▸ **Your instructions**
Output the lines that follow exactly as they are.

▸ **Entries shown**
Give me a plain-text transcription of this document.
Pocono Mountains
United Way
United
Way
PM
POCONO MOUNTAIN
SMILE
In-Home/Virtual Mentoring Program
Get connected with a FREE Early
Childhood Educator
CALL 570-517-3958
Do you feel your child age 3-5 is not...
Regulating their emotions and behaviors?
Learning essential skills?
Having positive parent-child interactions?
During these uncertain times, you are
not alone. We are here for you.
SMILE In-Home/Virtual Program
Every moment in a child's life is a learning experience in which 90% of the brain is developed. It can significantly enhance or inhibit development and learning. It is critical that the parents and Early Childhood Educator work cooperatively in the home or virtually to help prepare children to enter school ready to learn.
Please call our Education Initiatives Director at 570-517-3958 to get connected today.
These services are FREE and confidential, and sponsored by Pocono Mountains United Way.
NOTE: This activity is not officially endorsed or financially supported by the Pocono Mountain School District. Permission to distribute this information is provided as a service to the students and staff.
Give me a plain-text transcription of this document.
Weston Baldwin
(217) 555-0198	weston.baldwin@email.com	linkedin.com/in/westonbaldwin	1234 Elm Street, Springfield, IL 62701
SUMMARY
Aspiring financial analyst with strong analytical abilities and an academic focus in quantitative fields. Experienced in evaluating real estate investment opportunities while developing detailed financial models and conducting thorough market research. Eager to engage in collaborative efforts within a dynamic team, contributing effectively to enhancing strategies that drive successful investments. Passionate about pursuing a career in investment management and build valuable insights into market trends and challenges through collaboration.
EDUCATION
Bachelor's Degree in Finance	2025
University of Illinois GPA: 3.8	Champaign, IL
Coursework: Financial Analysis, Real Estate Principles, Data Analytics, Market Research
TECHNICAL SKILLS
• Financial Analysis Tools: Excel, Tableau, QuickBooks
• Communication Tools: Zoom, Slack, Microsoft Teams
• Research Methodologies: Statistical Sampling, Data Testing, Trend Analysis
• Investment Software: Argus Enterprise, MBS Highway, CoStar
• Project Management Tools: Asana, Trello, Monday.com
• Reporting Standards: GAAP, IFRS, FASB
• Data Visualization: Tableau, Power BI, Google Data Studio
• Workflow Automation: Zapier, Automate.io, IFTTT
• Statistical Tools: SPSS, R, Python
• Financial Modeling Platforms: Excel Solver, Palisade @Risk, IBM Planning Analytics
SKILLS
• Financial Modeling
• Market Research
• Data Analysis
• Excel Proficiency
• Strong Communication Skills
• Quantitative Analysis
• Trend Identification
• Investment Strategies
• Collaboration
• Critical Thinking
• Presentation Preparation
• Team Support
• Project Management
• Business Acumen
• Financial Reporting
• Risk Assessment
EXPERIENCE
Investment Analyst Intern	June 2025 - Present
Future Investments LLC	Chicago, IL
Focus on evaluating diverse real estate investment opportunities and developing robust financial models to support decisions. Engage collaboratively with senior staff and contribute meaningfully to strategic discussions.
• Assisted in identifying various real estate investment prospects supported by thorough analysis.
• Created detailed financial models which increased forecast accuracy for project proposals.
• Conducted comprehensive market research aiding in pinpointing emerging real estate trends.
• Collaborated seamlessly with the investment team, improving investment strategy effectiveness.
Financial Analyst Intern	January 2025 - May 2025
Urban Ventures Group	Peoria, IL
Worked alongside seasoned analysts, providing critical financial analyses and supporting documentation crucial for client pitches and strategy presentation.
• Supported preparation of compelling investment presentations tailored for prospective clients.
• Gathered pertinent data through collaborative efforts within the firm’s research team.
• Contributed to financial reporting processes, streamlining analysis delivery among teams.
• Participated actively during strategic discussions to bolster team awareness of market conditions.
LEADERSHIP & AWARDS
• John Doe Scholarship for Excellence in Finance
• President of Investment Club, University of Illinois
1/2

▸ **Correct answer**
Give me a plain-text transcription of this document.
Pocono Mountains
United Way
United
Way
PM
POCONO MOUNTAIN
SMILE
In-Home/Virtual Mentoring Program
Get connected with a FREE Early
Childhood Educator
CALL 570-517-3958
Do you feel your child age 3-5 is not...
Regulating their emotions and behaviors?
Learning essential skills?
Having positive parent-child interactions?
During these uncertain times, you are
not alone. We are here for you.
SMILE In-Home/Virtual Program
Every moment in a child's life is a learning experience in which 90% of the brain is developed. It can significantly enhance or inhibit development and learning. It is critical that the parents and Early Childhood Educator work cooperatively in the home or virtually to help prepare children to enter school ready to learn.
Please call our Education Initiatives Director at 570-517-3958 to get connected today.
These services are FREE and confidential, and sponsored by Pocono Mountains United Way.
NOTE: This activity is not officially endorsed or financially supported by the Pocono Mountain School District. Permission to distribute this information is provided as a service to the students and staff.
Give me a plain-text transcription of this document.
Weston Baldwin
(217) 555-0198	weston.baldwin@email.com	linkedin.com/in/westonbaldwin	1234 Elm Street, Springfield, IL 62701
SUMMARY
Aspiring financial analyst with strong analytical abilities and an academic focus in quantitative fields. Experienced in evaluating real estate investment opportunities while developing detailed financial models and conducting thorough market research. Eager to engage in collaborative efforts within a dynamic team, contributing effectively to enhancing strategies that drive successful investments. Passionate about pursuing a career in investment management and build valuable insights into market trends and challenges through collaboration.
EDUCATION
Bachelor's Degree in Finance	2025
University of Illinois GPA: 3.8	Champaign, IL
Coursework: Financial Analysis, Real Estate Principles, Data Analytics, Market Research
TECHNICAL SKILLS
• Financial Analysis Tools: Excel, Tableau, QuickBooks
• Communication Tools: Zoom, Slack, Microsoft Teams
• Research Methodologies: Statistical Sampling, Data Testing, Trend Analysis
• Investment Software: Argus Enterprise, MBS Highway, CoStar
• Project Management Tools: Asana, Trello, Monday.com
• Reporting Standards: GAAP, IFRS, FASB
• Data Visualization: Tableau, Power BI, Google Data Studio
• Workflow Automation: Zapier, Automate.io, IFTTT
• Statistical Tools: SPSS, R, Python
• Financial Modeling Platforms: Excel Solver, Palisade @Risk, IBM Planning Analytics
SKILLS
• Financial Modeling
• Market Research
• Data Analysis
• Excel Proficiency
• Strong Communication Skills
• Quantitative Analysis
• Trend Identification
• Investment Strategies
• Collaboration
• Critical Thinking
• Presentation Preparation
• Team Support
• Project Management
• Business Acumen
• Financial Reporting
• Risk Assessment
EXPERIENCE
Investment Analyst Intern	June 2025 - Present
Future Investments LLC	Chicago, IL
Focus on evaluating diverse real estate investment opportunities and developing robust financial models to support decisions. Engage collaboratively with senior staff and contribute meaningfully to strategic discussions.
• Assisted in identifying various real estate investment prospects supported by thorough analysis.
• Created detailed financial models which increased forecast accuracy for project proposals.
• Conducted comprehensive market research aiding in pinpointing emerging real estate trends.
• Collaborated seamlessly with the investment team, improving investment strategy effectiveness.
Financial Analyst Intern	January 2025 - May 2025
Urban Ventures Group	Peoria, IL
Worked alongside seasoned analysts, providing critical financial analyses and supporting documentation crucial for client pitches and strategy presentation.
• Supported preparation of compelling investment presentations tailored for prospective clients.
• Gathered pertinent data through collaborative efforts within the firm’s research team.
• Contributed to financial reporting processes, streamlining analysis delivery among teams.
• Participated actively during strategic discussions to bolster team awareness of market conditions.
LEADERSHIP & AWARDS
• John Doe Scholarship for Excellence in Finance
• President of Investment Club, University of Illinois
1/2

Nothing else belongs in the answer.